TASK OBJECTIVE: Count every line that holds the string "time", and report the number alone.
---------- DATA LINES
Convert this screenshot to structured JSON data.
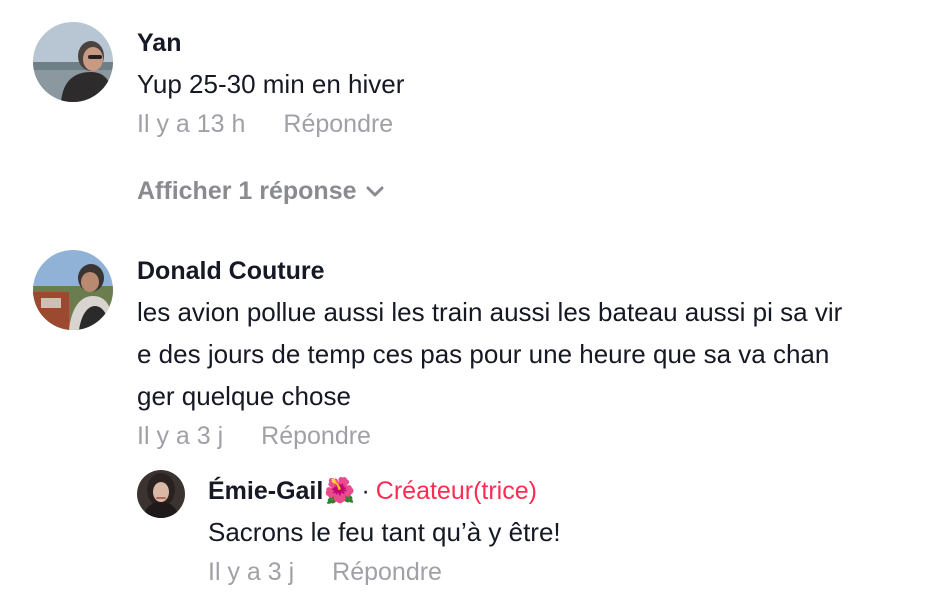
{
  "comments": [
    {
      "author": "Yan",
      "text_lines": [
        "Yup 25-30 min en hiver"
      ],
      "time": "Il y a 13 h",
      "reply_label": "Répondre",
      "show_replies_label": "Afficher 1 réponse"
    },
    {
      "author": "Donald Couture",
      "text_lines": [
        "les avion pollue aussi les train aussi les bateau aussi pi sa vir",
        "e des jours de temp ces pas pour une heure que sa va chan",
        "ger quelque chose"
      ],
      "time": "Il y a 3 j",
      "reply_label": "Répondre",
      "replies": [
        {
          "author": "Émie-Gail",
          "author_emoji": "🌺",
          "separator": "·",
          "badge": "Créateur(trice)",
          "text": "Sacrons le feu tant qu’à y être!",
          "time": "Il y a 3 j",
          "reply_label": "Répondre"
        }
      ]
    }
  ],
  "icons": {
    "show_replies": "chevron-down-icon",
    "reply_author_emoji": "hibiscus-icon"
  },
  "colors": {
    "text": "#161823",
    "muted": "#a0a1a7",
    "show_more": "#8a8b91",
    "creator_badge": "#fe2c55",
    "background": "#ffffff"
  }
}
--------------------
FINISHED EXERCISE: 3